Select from the data all lines with the word "transportlash".

LISTED ENTRIES |
»»
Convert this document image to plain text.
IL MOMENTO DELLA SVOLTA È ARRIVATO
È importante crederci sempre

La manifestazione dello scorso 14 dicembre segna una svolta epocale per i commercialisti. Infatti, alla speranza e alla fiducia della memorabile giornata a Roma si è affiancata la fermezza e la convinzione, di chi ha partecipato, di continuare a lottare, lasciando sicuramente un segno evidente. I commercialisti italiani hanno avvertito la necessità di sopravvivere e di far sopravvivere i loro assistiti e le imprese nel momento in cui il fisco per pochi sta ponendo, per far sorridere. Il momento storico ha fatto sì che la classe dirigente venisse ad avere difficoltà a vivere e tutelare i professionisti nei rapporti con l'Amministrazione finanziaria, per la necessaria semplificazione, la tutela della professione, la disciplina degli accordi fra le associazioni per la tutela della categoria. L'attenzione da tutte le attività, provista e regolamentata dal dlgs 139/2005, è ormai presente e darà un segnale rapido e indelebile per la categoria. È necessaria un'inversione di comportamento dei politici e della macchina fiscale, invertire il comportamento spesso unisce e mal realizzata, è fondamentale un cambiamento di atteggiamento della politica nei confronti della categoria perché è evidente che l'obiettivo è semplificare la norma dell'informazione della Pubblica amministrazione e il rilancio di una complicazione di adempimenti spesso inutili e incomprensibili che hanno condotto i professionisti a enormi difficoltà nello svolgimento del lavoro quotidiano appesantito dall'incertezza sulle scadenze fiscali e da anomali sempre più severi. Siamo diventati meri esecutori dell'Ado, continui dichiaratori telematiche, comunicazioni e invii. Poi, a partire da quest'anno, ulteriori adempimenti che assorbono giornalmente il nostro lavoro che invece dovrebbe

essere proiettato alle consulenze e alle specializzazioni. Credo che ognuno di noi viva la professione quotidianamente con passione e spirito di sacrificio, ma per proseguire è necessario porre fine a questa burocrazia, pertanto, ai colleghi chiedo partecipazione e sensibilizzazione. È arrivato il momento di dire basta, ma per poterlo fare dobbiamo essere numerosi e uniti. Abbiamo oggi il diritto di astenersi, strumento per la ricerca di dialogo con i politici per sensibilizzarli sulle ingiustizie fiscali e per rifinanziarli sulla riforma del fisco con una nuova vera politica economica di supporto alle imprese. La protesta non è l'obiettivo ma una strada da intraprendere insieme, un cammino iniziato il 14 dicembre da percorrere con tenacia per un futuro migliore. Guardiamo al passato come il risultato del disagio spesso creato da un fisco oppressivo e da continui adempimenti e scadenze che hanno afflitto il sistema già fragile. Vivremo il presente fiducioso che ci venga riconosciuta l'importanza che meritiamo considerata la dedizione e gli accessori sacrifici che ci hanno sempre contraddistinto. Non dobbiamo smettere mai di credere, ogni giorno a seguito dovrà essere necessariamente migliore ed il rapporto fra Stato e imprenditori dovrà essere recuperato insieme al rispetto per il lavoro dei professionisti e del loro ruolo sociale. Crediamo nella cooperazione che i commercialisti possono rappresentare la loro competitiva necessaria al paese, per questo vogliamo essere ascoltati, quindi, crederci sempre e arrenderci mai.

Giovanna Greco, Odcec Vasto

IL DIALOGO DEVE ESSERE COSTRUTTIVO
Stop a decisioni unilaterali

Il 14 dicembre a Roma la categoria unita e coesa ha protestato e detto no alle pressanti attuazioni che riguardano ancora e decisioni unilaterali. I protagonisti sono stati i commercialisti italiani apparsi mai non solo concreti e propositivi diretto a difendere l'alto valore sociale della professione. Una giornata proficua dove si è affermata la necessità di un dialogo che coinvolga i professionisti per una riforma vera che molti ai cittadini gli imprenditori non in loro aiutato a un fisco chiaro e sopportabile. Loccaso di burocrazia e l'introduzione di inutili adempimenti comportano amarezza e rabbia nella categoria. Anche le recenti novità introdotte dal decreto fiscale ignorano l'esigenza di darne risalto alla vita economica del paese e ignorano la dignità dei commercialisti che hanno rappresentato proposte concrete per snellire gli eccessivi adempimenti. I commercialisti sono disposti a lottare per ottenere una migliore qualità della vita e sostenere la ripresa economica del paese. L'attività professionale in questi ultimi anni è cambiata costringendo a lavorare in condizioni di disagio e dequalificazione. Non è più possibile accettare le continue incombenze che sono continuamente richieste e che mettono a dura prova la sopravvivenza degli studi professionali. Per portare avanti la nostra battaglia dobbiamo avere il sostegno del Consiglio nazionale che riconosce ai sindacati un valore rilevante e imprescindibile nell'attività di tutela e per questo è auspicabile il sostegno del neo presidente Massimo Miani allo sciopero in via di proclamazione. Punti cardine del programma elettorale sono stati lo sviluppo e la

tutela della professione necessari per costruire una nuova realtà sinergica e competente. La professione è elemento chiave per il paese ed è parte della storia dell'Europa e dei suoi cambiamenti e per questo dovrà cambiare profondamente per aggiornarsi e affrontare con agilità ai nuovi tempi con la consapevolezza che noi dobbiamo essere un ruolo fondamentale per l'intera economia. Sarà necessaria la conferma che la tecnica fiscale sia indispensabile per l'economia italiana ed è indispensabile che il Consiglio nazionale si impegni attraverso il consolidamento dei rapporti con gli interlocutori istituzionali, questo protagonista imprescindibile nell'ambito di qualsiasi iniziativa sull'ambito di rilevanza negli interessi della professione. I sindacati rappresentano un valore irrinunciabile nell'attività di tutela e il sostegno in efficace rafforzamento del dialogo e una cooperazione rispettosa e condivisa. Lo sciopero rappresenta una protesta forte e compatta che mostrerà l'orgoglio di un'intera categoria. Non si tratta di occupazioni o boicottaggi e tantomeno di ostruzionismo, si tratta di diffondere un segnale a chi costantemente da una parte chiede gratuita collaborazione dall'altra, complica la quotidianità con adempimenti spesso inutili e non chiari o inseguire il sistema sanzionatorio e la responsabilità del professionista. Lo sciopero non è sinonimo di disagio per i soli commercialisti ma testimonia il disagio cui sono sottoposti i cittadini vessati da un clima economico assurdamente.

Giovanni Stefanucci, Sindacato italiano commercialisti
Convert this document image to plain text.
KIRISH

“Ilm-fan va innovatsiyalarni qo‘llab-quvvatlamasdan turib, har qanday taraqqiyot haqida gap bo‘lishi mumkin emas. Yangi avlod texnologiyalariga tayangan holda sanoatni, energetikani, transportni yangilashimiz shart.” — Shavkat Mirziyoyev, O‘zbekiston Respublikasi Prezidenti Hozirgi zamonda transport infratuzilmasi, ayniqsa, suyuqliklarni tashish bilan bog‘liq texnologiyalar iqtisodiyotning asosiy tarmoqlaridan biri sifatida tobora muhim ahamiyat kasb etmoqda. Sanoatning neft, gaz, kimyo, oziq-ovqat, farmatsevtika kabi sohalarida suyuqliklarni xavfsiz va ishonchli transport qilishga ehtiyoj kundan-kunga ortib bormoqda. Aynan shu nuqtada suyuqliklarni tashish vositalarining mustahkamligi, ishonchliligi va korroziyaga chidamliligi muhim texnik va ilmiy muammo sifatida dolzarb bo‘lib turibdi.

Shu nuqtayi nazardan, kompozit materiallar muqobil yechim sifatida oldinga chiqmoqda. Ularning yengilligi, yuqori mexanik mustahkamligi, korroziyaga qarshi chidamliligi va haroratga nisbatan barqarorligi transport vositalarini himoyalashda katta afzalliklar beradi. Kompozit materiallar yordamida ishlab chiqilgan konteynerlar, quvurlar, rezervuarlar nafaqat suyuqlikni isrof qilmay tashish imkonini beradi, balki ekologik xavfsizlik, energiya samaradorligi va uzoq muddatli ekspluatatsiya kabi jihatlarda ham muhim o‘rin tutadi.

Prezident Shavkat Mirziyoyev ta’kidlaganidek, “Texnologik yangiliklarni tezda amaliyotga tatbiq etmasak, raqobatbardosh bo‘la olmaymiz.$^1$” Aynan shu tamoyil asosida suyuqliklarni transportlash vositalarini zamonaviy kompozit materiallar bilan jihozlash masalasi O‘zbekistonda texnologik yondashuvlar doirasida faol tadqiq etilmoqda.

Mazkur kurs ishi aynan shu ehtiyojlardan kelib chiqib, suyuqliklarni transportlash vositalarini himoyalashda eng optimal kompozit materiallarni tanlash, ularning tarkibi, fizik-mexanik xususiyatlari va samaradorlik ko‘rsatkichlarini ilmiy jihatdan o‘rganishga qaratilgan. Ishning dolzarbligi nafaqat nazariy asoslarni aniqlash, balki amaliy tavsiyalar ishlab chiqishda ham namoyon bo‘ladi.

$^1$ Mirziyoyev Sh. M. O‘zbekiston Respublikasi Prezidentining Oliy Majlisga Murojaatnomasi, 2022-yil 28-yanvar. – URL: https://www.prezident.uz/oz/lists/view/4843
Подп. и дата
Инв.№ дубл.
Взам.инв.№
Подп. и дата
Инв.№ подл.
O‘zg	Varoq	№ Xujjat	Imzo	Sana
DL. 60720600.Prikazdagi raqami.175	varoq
««
EXERCISE RESPONSE |
Prezident Shavkat Mirziyoyev ta’kidlaganidek, “Texnologik yangiliklarni tezda amaliyotga tatbiq etmasak, raqobatbardosh bo‘la olmaymiz.$^1$” Aynan shu tamoyil asosida suyuqliklarni transportlash vositalarini zamonaviy kompozit materiallar bilan jihozlash masalasi O‘zbekistonda texnologik yondashuvlar doirasida faol tadqiq etilmoqda.
Mazkur kurs ishi aynan shu ehtiyojlardan kelib chiqib, suyuqliklarni transportlash vositalarini himoyalashda eng optimal kompozit materiallarni tanlash, ularning tarkibi, fizik-mexanik xususiyatlari va samaradorlik ko‘rsatkichlarini ilmiy jihatdan o‘rganishga qaratilgan. Ishning dolzarbligi nafaqat nazariy asoslarni aniqlash, balki amaliy tavsiyalar ishlab chiqishda ham namoyon bo‘ladi.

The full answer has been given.